Goal » Skip the pictures. Copy all the rest of the records down exactly.

Dataset rows about figures »
┌──
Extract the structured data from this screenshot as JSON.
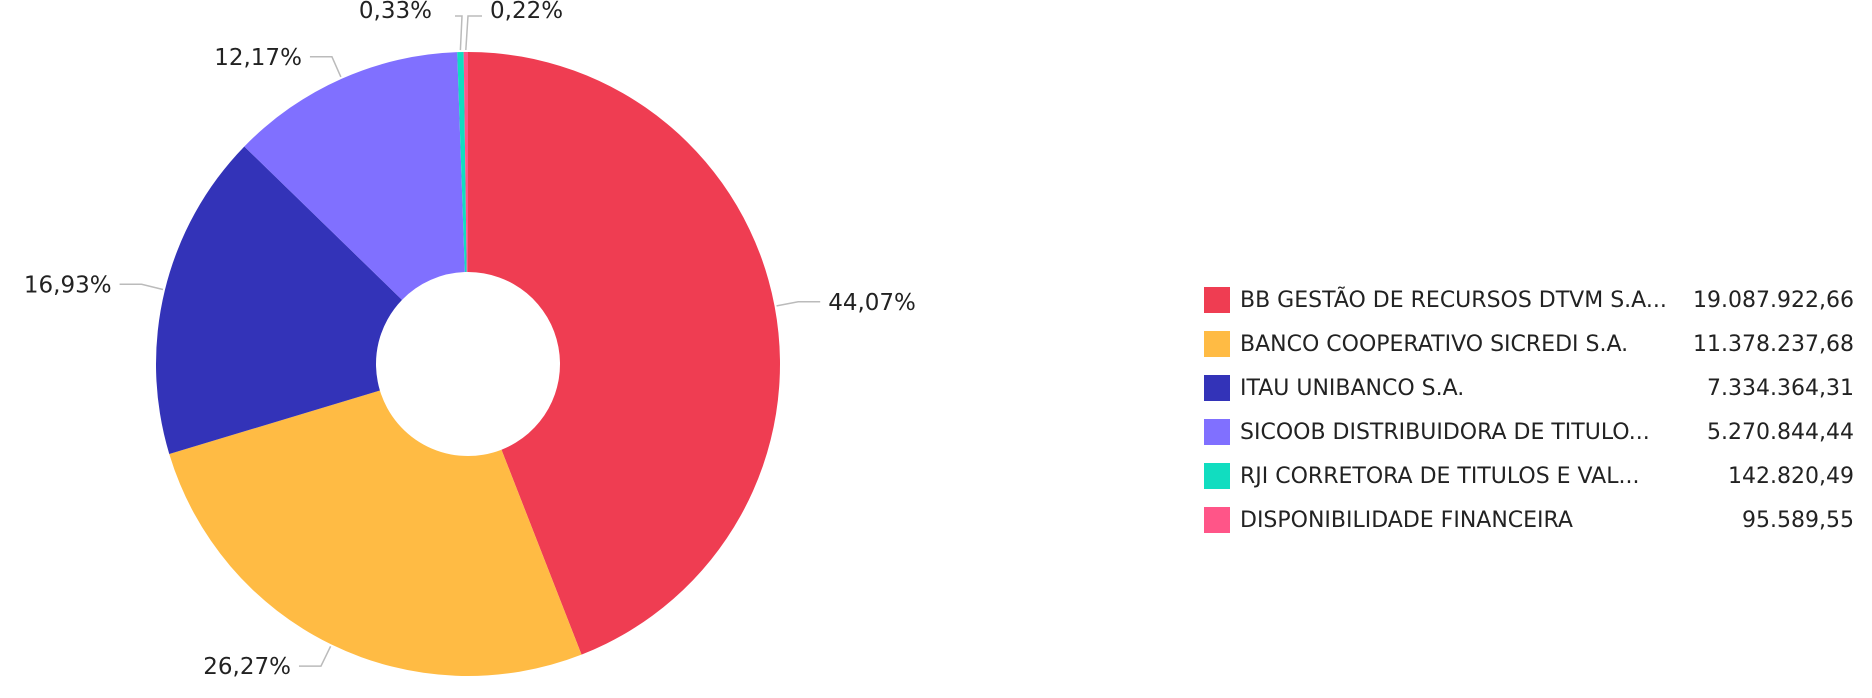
{
  "chart_data": {
    "type": "pie",
    "donut": true,
    "legend_position": "right",
    "slices": [
      {
        "label": "BB GESTÃO DE RECURSOS DTVM S.A...",
        "value": "19.087.922,66",
        "amount": 19087922.66,
        "percent_label": "44,07%",
        "color": "#ef3d52"
      },
      {
        "label": "BANCO COOPERATIVO SICREDI S.A.",
        "value": "11.378.237,68",
        "amount": 11378237.68,
        "percent_label": "26,27%",
        "color": "#ffbb44"
      },
      {
        "label": "ITAU UNIBANCO S.A.",
        "value": "7.334.364,31",
        "amount": 7334364.31,
        "percent_label": "16,93%",
        "color": "#3333b8"
      },
      {
        "label": "SICOOB DISTRIBUIDORA DE TITULO...",
        "value": "5.270.844,44",
        "amount": 5270844.44,
        "percent_label": "12,17%",
        "color": "#8070ff"
      },
      {
        "label": "RJI CORRETORA DE TITULOS E VAL...",
        "value": "142.820,49",
        "amount": 142820.49,
        "percent_label": "0,33%",
        "color": "#11ddc0"
      },
      {
        "label": "DISPONIBILIDADE FINANCEIRA",
        "value": "95.589,55",
        "amount": 95589.55,
        "percent_label": "0,22%",
        "color": "#ff5588"
      }
    ]
  }
}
└──
Answer to the exercise »
Extract the structured data from this screenshot as JSON.
{
  "chart_data": {
    "type": "pie",
    "donut": true,
    "legend_position": "right",
    "slices": [
      {
        "label": "BB GESTÃO DE RECURSOS DTVM S.A...",
        "value": "19.087.922,66",
        "amount": 19087922.66,
        "percent_label": "44,07%",
        "color": "#ef3d52"
      },
      {
        "label": "BANCO COOPERATIVO SICREDI S.A.",
        "value": "11.378.237,68",
        "amount": 11378237.68,
        "percent_label": "26,27%",
        "color": "#ffbb44"
      },
      {
        "label": "ITAU UNIBANCO S.A.",
        "value": "7.334.364,31",
        "amount": 7334364.31,
        "percent_label": "16,93%",
        "color": "#3333b8"
      },
      {
        "label": "SICOOB DISTRIBUIDORA DE TITULO...",
        "value": "5.270.844,44",
        "amount": 5270844.44,
        "percent_label": "12,17%",
        "color": "#8070ff"
      },
      {
        "label": "RJI CORRETORA DE TITULOS E VAL...",
        "value": "142.820,49",
        "amount": 142820.49,
        "percent_label": "0,33%",
        "color": "#11ddc0"
      },
      {
        "label": "DISPONIBILIDADE FINANCEIRA",
        "value": "95.589,55",
        "amount": 95589.55,
        "percent_label": "0,22%",
        "color": "#ff5588"
      }
    ]
  }
}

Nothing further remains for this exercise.